Collected data:
==========

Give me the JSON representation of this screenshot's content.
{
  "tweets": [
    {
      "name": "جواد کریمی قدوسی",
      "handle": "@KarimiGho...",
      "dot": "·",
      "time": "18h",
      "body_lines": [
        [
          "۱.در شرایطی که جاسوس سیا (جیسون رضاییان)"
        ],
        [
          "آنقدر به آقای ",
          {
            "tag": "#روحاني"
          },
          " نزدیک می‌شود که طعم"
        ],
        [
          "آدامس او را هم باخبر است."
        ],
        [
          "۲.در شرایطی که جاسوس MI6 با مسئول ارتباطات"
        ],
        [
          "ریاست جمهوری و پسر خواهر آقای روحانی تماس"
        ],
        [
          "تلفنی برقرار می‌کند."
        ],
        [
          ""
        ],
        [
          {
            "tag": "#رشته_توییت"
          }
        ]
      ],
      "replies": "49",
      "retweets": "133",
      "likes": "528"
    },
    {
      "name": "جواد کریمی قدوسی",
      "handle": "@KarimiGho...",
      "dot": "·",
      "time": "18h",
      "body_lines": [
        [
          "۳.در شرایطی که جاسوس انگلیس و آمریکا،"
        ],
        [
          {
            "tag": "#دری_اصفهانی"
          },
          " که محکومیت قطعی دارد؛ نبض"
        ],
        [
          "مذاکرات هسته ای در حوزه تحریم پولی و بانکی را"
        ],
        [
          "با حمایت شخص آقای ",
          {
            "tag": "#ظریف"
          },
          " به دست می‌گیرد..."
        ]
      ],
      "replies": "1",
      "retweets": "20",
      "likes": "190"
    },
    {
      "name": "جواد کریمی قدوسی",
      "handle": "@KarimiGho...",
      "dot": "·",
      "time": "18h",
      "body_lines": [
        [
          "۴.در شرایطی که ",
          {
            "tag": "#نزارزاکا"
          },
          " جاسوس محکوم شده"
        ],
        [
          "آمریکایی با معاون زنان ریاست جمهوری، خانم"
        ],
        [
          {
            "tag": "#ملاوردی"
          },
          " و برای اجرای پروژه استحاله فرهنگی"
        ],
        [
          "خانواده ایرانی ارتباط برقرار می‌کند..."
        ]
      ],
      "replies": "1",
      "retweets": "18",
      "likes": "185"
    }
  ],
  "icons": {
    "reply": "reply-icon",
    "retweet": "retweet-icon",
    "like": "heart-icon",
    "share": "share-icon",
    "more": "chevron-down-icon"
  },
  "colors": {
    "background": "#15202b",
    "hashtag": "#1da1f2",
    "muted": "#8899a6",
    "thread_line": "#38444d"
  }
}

==========

_THE EXERCISE_:
Make an exact copy of every entry.

_FINISHED ANSWER_:
Give me the JSON representation of this screenshot's content.
{
  "tweets": [
    {
      "name": "جواد کریمی قدوسی",
      "handle": "@KarimiGho...",
      "dot": "·",
      "time": "18h",
      "body_lines": [
        [
          "۱.در شرایطی که جاسوس سیا (جیسون رضاییان)"
        ],
        [
          "آنقدر به آقای ",
          {
            "tag": "#روحاني"
          },
          " نزدیک می‌شود که طعم"
        ],
        [
          "آدامس او را هم باخبر است."
        ],
        [
          "۲.در شرایطی که جاسوس MI6 با مسئول ارتباطات"
        ],
        [
          "ریاست جمهوری و پسر خواهر آقای روحانی تماس"
        ],
        [
          "تلفنی برقرار می‌کند."
        ],
        [
          ""
        ],
        [
          {
            "tag": "#رشته_توییت"
          }
        ]
      ],
      "replies": "49",
      "retweets": "133",
      "likes": "528"
    },
    {
      "name": "جواد کریمی قدوسی",
      "handle": "@KarimiGho...",
      "dot": "·",
      "time": "18h",
      "body_lines": [
        [
          "۳.در شرایطی که جاسوس انگلیس و آمریکا،"
        ],
        [
          {
            "tag": "#دری_اصفهانی"
          },
          " که محکومیت قطعی دارد؛ نبض"
        ],
        [
          "مذاکرات هسته ای در حوزه تحریم پولی و بانکی را"
        ],
        [
          "با حمایت شخص آقای ",
          {
            "tag": "#ظریف"
          },
          " به دست می‌گیرد..."
        ]
      ],
      "replies": "1",
      "retweets": "20",
      "likes": "190"
    },
    {
      "name": "جواد کریمی قدوسی",
      "handle": "@KarimiGho...",
      "dot": "·",
      "time": "18h",
      "body_lines": [
        [
          "۴.در شرایطی که ",
          {
            "tag": "#نزارزاکا"
          },
          " جاسوس محکوم شده"
        ],
        [
          "آمریکایی با معاون زنان ریاست جمهوری، خانم"
        ],
        [
          {
            "tag": "#ملاوردی"
          },
          " و برای اجرای پروژه استحاله فرهنگی"
        ],
        [
          "خانواده ایرانی ارتباط برقرار می‌کند..."
        ]
      ],
      "replies": "1",
      "retweets": "18",
      "likes": "185"
    }
  ],
  "icons": {
    "reply": "reply-icon",
    "retweet": "retweet-icon",
    "like": "heart-icon",
    "share": "share-icon",
    "more": "chevron-down-icon"
  },
  "colors": {
    "background": "#15202b",
    "hashtag": "#1da1f2",
    "muted": "#8899a6",
    "thread_line": "#38444d"
  }
}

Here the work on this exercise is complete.